RECORDED DATA -

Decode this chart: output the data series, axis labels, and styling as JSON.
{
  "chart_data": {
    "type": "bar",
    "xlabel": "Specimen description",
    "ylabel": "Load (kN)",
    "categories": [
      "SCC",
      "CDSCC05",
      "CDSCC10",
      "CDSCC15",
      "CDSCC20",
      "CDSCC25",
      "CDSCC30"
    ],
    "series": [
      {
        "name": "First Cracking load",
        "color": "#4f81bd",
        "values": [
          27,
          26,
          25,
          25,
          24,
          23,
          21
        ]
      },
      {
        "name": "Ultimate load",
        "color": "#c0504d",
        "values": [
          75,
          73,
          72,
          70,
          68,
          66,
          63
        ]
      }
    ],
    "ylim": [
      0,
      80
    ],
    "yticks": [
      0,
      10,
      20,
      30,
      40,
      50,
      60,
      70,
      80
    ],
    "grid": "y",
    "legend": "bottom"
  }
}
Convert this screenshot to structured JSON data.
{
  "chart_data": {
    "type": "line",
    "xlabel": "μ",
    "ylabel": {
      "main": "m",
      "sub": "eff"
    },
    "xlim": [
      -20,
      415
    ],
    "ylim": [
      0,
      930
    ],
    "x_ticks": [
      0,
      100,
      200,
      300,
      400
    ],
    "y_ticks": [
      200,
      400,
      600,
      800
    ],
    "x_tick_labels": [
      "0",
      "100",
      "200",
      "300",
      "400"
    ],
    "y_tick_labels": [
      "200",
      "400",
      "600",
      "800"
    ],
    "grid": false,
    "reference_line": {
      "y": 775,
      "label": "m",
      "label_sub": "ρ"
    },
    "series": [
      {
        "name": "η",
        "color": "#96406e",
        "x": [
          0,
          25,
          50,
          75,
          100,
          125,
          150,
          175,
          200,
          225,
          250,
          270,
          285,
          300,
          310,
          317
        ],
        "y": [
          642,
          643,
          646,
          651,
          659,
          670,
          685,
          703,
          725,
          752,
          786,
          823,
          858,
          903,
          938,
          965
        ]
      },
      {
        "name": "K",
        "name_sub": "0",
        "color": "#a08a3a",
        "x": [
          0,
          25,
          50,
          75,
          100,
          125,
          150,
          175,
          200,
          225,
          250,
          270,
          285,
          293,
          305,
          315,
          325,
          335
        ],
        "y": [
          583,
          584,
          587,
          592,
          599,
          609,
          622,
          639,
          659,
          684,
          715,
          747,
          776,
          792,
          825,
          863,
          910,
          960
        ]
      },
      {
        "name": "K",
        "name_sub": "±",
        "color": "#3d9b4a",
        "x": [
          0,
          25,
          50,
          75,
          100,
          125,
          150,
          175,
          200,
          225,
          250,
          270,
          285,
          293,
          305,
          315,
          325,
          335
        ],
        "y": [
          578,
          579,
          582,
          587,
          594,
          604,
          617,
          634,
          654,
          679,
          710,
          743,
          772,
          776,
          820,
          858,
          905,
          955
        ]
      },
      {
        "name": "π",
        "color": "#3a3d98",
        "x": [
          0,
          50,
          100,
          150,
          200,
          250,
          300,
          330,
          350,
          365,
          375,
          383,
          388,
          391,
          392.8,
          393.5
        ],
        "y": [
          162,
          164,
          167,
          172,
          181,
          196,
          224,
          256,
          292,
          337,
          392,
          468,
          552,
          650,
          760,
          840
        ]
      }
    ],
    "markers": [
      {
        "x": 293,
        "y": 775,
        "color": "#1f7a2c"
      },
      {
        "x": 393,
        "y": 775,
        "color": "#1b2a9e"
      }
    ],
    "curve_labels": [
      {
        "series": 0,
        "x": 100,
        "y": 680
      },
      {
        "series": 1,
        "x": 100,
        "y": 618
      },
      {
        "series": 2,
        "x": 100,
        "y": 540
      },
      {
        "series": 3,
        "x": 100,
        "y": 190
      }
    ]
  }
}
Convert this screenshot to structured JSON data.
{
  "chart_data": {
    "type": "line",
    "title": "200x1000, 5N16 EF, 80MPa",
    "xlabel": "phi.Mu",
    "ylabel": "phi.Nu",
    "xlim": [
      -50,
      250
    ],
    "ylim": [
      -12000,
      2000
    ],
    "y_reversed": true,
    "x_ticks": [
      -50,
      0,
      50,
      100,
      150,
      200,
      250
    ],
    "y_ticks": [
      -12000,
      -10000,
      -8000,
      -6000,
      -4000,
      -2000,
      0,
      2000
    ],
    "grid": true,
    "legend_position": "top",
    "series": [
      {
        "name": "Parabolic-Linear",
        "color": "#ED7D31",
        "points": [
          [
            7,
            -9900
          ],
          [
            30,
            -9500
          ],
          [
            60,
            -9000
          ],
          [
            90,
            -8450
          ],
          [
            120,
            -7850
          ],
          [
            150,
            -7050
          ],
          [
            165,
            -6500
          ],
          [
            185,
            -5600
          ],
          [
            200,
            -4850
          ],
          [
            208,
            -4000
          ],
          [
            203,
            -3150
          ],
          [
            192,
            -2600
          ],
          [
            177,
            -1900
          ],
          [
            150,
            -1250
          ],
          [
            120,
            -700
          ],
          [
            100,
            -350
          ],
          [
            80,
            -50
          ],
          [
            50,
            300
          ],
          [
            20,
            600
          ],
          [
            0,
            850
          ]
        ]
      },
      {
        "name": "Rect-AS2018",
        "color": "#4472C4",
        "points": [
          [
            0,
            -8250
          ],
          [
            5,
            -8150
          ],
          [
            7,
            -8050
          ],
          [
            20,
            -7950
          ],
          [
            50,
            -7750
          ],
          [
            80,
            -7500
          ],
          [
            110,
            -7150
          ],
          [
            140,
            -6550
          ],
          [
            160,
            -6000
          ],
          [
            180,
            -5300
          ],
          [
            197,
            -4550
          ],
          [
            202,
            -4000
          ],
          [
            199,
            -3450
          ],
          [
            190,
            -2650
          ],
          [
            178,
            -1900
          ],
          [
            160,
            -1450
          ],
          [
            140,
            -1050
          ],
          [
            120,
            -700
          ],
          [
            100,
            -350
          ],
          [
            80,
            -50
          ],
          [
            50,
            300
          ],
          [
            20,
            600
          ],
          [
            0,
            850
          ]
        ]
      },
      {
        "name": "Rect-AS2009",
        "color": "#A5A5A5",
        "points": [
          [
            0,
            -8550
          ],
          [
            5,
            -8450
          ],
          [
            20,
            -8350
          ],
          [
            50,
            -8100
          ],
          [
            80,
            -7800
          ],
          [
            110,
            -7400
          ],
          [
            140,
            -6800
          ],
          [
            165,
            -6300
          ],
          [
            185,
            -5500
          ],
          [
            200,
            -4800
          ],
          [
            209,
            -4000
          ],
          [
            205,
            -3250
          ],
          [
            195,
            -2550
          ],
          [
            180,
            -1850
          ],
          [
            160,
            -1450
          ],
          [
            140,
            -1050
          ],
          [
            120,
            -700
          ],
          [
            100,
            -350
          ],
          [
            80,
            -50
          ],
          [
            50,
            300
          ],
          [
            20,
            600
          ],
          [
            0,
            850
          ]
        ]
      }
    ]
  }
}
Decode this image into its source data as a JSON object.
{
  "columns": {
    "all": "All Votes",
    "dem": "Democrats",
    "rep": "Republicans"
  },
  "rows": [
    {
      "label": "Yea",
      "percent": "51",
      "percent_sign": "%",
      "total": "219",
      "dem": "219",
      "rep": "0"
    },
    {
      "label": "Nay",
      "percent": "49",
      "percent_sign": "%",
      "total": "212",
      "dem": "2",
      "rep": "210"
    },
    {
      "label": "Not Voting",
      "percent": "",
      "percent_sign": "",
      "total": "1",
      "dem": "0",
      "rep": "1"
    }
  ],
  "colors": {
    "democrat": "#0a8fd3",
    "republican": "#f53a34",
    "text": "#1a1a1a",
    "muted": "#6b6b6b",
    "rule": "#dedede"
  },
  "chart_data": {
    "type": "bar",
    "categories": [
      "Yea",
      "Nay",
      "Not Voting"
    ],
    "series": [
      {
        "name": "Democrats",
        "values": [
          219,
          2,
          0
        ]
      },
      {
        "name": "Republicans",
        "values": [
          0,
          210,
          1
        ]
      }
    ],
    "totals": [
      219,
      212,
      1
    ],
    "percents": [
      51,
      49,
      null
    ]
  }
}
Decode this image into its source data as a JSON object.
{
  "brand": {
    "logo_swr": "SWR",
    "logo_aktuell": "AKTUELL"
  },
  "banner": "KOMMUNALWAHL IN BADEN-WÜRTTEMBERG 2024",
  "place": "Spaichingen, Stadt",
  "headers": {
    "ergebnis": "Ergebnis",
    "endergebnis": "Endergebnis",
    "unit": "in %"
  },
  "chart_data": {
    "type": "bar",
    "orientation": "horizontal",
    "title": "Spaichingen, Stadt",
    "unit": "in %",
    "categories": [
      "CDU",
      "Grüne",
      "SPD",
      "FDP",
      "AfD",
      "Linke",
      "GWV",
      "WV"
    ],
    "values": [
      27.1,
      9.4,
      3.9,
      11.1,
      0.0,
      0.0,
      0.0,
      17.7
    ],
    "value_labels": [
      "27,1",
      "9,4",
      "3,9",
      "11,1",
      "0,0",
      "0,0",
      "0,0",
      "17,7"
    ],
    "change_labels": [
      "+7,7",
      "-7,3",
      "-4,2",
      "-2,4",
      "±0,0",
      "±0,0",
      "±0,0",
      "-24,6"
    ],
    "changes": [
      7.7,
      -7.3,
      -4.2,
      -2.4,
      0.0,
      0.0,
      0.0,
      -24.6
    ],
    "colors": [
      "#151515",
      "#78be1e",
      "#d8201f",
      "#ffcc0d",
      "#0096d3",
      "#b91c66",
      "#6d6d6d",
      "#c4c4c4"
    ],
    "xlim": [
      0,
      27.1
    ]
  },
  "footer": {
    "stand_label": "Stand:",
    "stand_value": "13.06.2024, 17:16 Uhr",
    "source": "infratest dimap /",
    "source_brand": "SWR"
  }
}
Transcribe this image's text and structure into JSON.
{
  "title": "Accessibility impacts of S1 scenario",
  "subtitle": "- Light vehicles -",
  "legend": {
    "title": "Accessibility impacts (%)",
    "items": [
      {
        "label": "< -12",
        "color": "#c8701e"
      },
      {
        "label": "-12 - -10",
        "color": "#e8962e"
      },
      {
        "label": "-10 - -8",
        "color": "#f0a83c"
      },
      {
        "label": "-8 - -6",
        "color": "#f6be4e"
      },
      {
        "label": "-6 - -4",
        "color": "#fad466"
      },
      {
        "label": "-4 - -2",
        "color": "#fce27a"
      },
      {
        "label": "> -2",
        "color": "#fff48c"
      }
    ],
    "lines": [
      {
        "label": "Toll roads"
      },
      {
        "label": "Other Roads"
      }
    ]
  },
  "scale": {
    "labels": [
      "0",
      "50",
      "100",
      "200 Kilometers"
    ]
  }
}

WHAT THE EXERCISE ASKS - For this exercise, gather every line of the data that contains the word "Spaichingen".

COMPLETE RESPONSE -
  "place": "Spaichingen, Stadt",
    "title": "Spaichingen, Stadt",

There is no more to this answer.